§ Material provided:
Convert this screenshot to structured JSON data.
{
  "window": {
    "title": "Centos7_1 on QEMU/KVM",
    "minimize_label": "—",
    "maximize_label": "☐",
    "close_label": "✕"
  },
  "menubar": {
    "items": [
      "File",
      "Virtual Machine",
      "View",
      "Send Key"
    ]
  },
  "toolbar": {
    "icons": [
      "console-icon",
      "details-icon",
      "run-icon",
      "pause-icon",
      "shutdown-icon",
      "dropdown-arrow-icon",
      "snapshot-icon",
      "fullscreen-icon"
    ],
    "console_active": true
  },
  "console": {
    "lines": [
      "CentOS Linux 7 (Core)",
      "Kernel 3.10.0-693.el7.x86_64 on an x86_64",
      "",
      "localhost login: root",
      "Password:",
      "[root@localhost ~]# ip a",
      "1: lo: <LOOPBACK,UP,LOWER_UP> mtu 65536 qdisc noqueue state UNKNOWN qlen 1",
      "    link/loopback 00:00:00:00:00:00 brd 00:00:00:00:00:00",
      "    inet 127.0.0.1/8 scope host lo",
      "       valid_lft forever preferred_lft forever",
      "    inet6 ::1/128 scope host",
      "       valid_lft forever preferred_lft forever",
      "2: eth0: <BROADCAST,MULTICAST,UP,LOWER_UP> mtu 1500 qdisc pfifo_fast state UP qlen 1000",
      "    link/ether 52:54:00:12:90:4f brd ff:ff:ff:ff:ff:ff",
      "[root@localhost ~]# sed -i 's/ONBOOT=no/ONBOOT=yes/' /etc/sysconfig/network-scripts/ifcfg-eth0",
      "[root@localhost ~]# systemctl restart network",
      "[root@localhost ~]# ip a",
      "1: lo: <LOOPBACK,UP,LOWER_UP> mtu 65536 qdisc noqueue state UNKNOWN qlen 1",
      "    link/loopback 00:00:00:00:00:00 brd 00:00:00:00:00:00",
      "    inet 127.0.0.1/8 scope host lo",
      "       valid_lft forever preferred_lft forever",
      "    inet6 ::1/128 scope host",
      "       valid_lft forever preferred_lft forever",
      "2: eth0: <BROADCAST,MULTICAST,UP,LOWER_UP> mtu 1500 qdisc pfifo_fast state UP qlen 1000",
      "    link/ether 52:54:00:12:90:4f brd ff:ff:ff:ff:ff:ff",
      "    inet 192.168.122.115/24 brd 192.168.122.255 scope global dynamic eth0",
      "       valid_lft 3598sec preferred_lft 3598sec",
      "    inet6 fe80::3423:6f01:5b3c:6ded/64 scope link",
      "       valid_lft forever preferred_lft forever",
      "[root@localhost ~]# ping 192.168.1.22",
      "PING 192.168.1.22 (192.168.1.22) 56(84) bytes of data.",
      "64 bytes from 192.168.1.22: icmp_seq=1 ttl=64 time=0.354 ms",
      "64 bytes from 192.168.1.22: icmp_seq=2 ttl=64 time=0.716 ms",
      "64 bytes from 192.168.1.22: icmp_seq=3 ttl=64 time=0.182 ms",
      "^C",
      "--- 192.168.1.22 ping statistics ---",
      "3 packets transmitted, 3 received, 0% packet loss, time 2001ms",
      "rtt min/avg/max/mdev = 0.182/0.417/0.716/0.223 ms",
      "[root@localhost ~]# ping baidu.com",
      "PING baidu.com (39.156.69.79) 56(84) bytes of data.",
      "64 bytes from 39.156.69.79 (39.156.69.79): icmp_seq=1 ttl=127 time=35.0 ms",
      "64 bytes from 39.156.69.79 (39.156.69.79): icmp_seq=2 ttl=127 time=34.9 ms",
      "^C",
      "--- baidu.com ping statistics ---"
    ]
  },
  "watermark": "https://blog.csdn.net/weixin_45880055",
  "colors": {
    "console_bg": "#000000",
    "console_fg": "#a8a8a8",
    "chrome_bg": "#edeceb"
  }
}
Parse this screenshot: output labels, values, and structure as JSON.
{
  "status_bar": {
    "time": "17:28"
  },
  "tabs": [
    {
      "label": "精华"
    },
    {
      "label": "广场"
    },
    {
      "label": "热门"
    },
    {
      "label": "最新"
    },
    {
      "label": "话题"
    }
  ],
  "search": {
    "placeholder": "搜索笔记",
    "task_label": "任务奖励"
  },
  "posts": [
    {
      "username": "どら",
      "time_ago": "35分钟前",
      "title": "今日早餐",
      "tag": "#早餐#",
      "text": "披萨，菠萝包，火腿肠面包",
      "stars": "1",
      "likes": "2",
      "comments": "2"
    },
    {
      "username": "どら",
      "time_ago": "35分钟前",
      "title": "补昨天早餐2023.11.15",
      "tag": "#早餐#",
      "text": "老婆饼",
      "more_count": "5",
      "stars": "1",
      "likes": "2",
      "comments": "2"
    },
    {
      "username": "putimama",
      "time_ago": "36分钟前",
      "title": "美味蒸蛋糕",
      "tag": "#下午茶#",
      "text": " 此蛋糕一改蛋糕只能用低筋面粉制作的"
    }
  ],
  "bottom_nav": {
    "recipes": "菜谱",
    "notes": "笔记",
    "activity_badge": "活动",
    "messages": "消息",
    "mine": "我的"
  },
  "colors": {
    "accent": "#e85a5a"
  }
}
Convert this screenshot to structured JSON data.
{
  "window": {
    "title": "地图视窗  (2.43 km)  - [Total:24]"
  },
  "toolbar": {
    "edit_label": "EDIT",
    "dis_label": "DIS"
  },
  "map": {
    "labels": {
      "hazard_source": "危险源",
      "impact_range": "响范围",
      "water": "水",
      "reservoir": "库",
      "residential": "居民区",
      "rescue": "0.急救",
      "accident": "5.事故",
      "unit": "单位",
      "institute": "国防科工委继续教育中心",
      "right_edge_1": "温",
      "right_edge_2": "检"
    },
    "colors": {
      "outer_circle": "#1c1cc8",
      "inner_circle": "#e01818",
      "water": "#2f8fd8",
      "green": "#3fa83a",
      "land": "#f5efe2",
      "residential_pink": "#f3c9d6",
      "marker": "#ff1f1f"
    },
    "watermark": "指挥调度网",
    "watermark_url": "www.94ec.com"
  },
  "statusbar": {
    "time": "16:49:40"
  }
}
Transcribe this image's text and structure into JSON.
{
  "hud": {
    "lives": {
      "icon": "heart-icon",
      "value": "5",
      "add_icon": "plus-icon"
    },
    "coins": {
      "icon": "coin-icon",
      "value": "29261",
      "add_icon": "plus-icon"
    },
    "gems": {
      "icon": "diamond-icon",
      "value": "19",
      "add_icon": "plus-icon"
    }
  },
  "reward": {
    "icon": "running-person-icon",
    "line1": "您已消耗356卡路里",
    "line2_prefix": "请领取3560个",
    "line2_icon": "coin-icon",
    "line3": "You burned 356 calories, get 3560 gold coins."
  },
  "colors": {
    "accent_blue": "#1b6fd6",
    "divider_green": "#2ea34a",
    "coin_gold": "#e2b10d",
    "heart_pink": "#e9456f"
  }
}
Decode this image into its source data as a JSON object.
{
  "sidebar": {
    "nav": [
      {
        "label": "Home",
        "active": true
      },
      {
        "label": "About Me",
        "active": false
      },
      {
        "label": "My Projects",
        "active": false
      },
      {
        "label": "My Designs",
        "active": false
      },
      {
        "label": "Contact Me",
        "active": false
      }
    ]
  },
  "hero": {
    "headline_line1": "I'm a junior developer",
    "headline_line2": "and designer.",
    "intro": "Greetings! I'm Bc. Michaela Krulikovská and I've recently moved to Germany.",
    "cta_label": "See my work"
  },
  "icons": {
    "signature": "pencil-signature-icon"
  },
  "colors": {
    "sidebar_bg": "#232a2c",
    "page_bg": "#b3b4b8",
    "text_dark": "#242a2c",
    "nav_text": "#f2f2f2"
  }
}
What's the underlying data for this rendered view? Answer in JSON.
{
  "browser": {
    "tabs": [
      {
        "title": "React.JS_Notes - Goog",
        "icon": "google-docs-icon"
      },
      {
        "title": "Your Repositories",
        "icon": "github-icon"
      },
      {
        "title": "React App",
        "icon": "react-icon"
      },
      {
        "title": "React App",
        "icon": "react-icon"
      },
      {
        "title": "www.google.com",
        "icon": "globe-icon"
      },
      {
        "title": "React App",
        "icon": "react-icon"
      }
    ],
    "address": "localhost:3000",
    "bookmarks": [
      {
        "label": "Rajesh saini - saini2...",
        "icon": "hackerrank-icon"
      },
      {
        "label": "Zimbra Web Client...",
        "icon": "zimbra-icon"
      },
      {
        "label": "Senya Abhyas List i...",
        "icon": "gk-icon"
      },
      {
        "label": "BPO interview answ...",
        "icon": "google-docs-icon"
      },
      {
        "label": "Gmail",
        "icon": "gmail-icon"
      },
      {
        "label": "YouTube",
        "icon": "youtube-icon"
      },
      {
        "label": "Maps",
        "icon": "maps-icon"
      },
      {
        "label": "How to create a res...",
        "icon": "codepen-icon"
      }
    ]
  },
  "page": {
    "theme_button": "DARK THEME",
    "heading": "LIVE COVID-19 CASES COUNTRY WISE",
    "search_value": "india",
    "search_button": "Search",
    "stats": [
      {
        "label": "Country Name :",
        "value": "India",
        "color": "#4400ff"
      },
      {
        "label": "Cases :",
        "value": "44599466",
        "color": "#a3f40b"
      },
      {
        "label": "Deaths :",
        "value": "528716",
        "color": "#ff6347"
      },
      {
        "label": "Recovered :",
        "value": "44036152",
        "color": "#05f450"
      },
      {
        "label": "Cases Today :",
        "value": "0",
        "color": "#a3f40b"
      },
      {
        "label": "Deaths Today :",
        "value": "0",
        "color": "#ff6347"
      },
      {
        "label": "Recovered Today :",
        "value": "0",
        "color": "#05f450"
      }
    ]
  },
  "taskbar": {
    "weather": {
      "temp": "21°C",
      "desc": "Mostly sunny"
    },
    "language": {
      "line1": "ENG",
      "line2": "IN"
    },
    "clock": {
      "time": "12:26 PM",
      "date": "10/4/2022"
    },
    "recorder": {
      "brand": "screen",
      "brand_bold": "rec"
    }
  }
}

§ The exercise: Copy each line that contains the word "this".

§ Answer for the task:
Convert this screenshot to structured JSON data.
Parse this screenshot: output labels, values, and structure as JSON.
Convert this screenshot to structured JSON data.
Transcribe this image's text and structure into JSON.
Decode this image into its source data as a JSON object.
What's the underlying data for this rendered view? Answer in JSON.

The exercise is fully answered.